◆ **What is expected**: Keep only the lines of the data below that contain "الأندلس", and copy them.

◆ **Records to use**:
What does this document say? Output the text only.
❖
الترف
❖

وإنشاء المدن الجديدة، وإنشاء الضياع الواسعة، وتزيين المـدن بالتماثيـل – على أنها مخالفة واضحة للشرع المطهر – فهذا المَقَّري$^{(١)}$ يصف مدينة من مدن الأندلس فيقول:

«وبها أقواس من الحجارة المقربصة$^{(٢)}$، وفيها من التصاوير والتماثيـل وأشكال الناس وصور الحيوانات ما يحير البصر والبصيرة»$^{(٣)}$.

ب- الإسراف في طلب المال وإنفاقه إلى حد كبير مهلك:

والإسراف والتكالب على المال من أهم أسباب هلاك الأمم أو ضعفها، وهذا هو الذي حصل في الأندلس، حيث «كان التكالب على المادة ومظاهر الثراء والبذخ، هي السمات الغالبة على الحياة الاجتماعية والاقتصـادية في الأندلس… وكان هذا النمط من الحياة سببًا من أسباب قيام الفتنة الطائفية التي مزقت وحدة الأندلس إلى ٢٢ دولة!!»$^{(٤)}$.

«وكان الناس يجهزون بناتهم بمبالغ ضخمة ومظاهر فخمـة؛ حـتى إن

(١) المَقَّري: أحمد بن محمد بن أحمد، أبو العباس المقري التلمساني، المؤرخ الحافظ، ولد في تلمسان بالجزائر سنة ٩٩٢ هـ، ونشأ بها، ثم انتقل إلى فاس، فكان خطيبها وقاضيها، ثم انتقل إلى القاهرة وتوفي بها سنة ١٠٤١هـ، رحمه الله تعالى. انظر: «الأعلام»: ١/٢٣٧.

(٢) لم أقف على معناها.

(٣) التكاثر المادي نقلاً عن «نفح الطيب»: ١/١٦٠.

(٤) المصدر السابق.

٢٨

◆ **Exercise output**:
وإنشاء المدن الجديدة، وإنشاء الضياع الواسعة، وتزيين المـدن بالتماثيـل – على أنها مخالفة واضحة للشرع المطهر – فهذا المَقَّري$^{(١)}$ يصف مدينة من مدن الأندلس فيقول:
والإسراف والتكالب على المال من أهم أسباب هلاك الأمم أو ضعفها، وهذا هو الذي حصل في الأندلس، حيث «كان التكالب على المادة ومظاهر الثراء والبذخ، هي السمات الغالبة على الحياة الاجتماعية والاقتصـادية في الأندلس… وكان هذا النمط من الحياة سببًا من أسباب قيام الفتنة الطائفية التي مزقت وحدة الأندلس إلى ٢٢ دولة!!»$^{(٤)}$.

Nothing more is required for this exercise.